Give a verbatim quotation of every record.

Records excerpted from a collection
· · · ·

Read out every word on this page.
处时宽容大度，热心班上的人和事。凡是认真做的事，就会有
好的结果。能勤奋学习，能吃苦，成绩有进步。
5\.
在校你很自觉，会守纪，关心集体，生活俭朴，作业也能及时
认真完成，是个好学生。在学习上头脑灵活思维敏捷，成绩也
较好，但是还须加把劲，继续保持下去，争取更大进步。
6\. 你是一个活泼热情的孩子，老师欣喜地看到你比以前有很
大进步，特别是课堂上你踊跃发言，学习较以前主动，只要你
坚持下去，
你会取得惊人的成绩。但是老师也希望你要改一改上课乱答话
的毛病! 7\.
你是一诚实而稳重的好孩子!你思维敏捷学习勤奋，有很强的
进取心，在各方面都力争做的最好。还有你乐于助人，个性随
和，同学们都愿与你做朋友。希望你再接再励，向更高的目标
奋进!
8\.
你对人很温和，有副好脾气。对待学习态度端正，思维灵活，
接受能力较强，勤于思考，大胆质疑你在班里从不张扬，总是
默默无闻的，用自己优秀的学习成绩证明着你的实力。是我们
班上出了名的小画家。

· · · ·

### Complete answer
Read out every word on this page.
处时宽容大度，热心班上的人和事。凡是认真做的事，就会有
好的结果。能勤奋学习，能吃苦，成绩有进步。
5\.
在校你很自觉，会守纪，关心集体，生活俭朴，作业也能及时
认真完成，是个好学生。在学习上头脑灵活思维敏捷，成绩也
较好，但是还须加把劲，继续保持下去，争取更大进步。
6\. 你是一个活泼热情的孩子，老师欣喜地看到你比以前有很
大进步，特别是课堂上你踊跃发言，学习较以前主动，只要你
坚持下去，
你会取得惊人的成绩。但是老师也希望你要改一改上课乱答话
的毛病! 7\.
你是一诚实而稳重的好孩子!你思维敏捷学习勤奋，有很强的
进取心，在各方面都力争做的最好。还有你乐于助人，个性随
和，同学们都愿与你做朋友。希望你再接再励，向更高的目标
奋进!
8\.
你对人很温和，有副好脾气。对待学习态度端正，思维灵活，
接受能力较强，勤于思考，大胆质疑你在班里从不张扬，总是
默默无闻的，用自己优秀的学习成绩证明着你的实力。是我们
班上出了名的小画家。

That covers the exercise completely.